* **Given request**:
Return the entries verbatim and drop every picture.

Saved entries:
## start
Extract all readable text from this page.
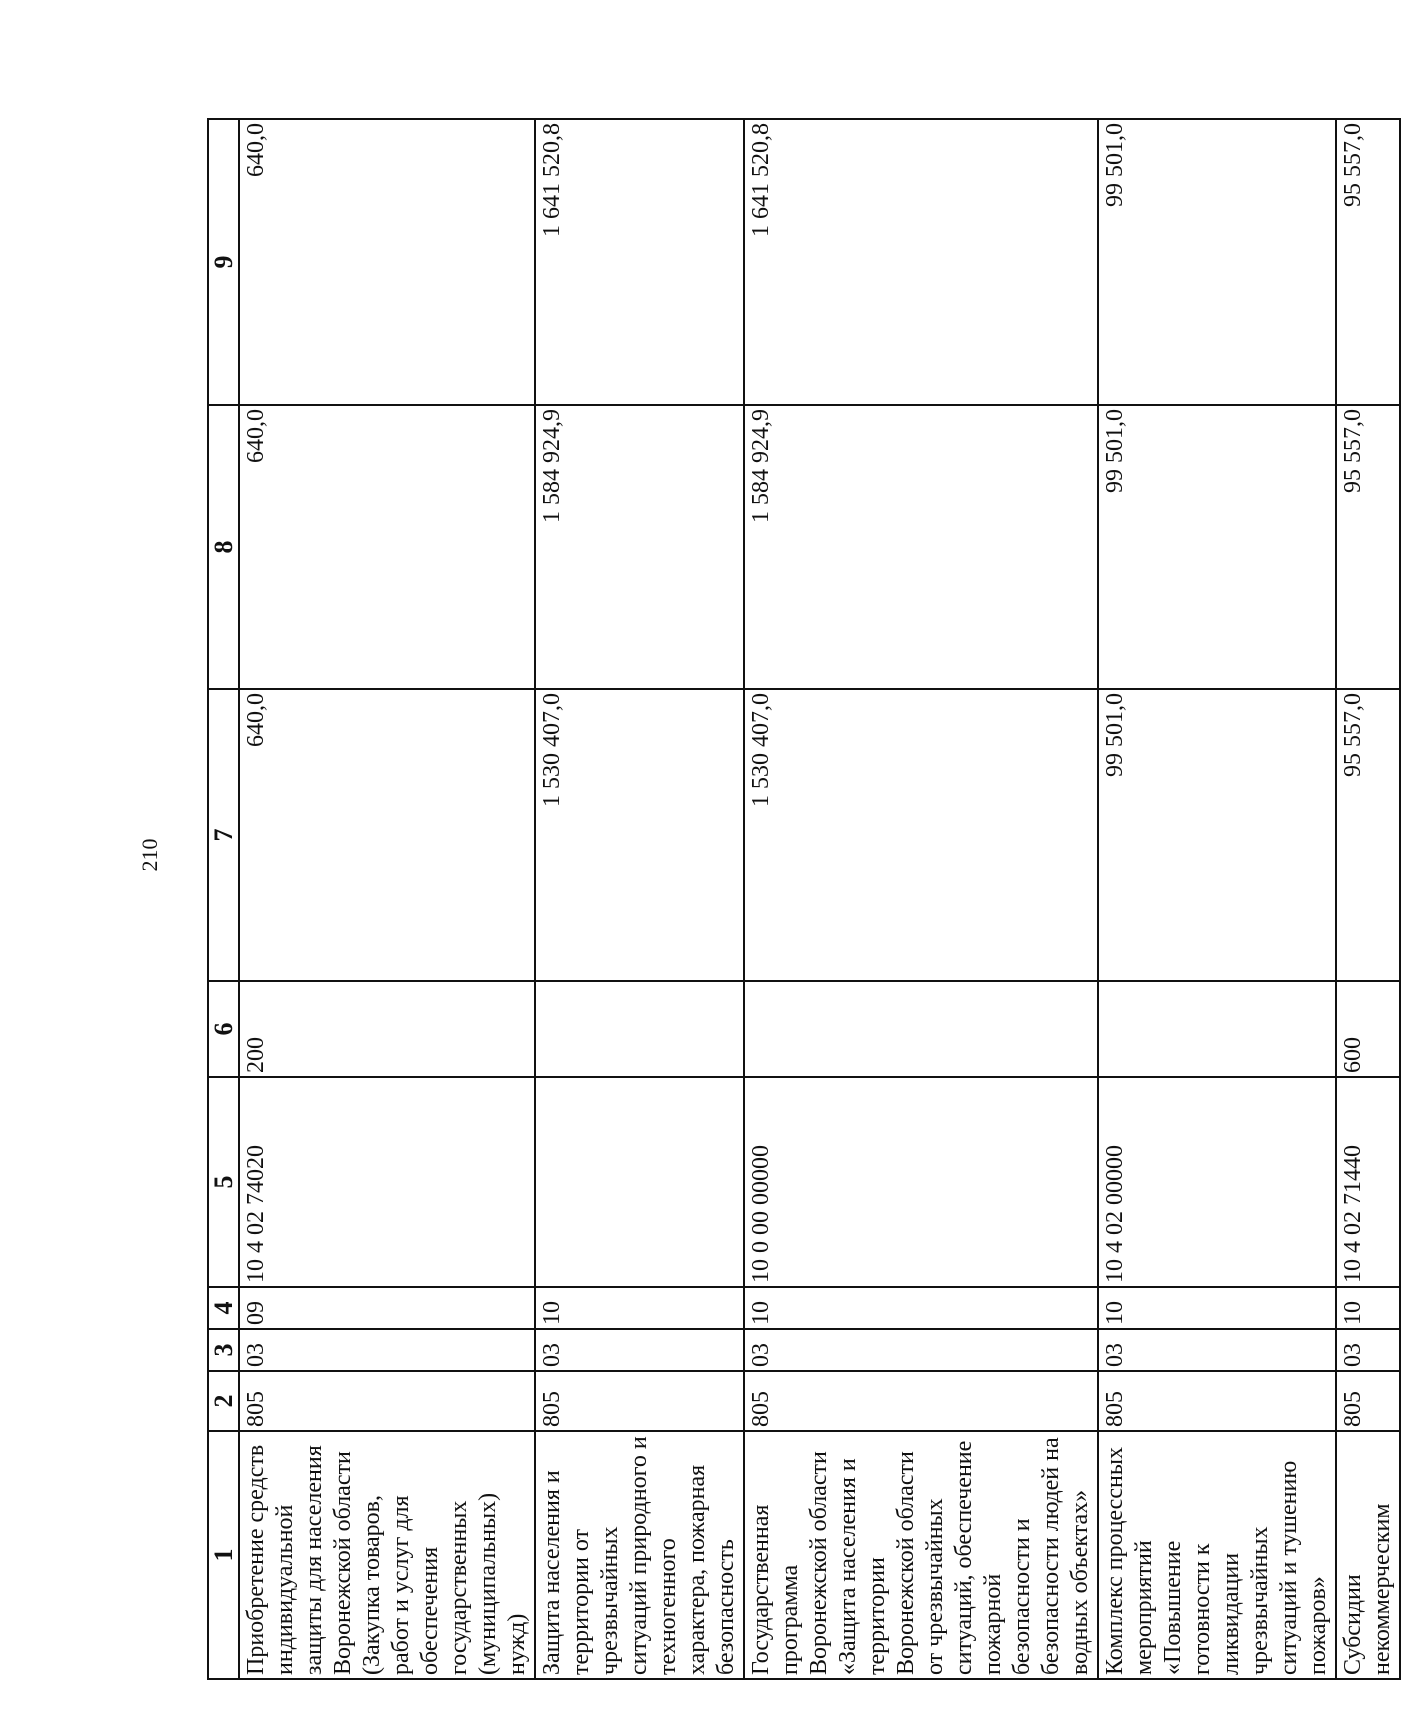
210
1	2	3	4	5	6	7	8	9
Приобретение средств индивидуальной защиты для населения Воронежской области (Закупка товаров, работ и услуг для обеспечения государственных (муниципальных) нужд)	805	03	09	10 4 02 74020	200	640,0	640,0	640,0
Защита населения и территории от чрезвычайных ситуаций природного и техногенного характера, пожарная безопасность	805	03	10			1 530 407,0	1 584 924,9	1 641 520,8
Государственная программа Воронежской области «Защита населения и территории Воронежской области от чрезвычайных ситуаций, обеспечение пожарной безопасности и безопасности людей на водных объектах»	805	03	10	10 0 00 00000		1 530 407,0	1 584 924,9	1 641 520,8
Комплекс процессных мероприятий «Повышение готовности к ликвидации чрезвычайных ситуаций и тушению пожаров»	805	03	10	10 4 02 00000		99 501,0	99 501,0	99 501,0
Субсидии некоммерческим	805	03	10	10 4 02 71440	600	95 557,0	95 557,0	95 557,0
## end
* **Response to the exercise**:
Extract all readable text from this page.
210
1	2	3	4	5	6	7	8	9
Приобретение средств индивидуальной защиты для населения Воронежской области (Закупка товаров, работ и услуг для обеспечения государственных (муниципальных) нужд)	805	03	09	10 4 02 74020	200	640,0	640,0	640,0
Защита населения и территории от чрезвычайных ситуаций природного и техногенного характера, пожарная безопасность	805	03	10			1 530 407,0	1 584 924,9	1 641 520,8
Государственная программа Воронежской области «Защита населения и территории Воронежской области от чрезвычайных ситуаций, обеспечение пожарной безопасности и безопасности людей на водных объектах»	805	03	10	10 0 00 00000		1 530 407,0	1 584 924,9	1 641 520,8
Комплекс процессных мероприятий «Повышение готовности к ликвидации чрезвычайных ситуаций и тушению пожаров»	805	03	10	10 4 02 00000		99 501,0	99 501,0	99 501,0
Субсидии некоммерческим	805	03	10	10 4 02 71440	600	95 557,0	95 557,0	95 557,0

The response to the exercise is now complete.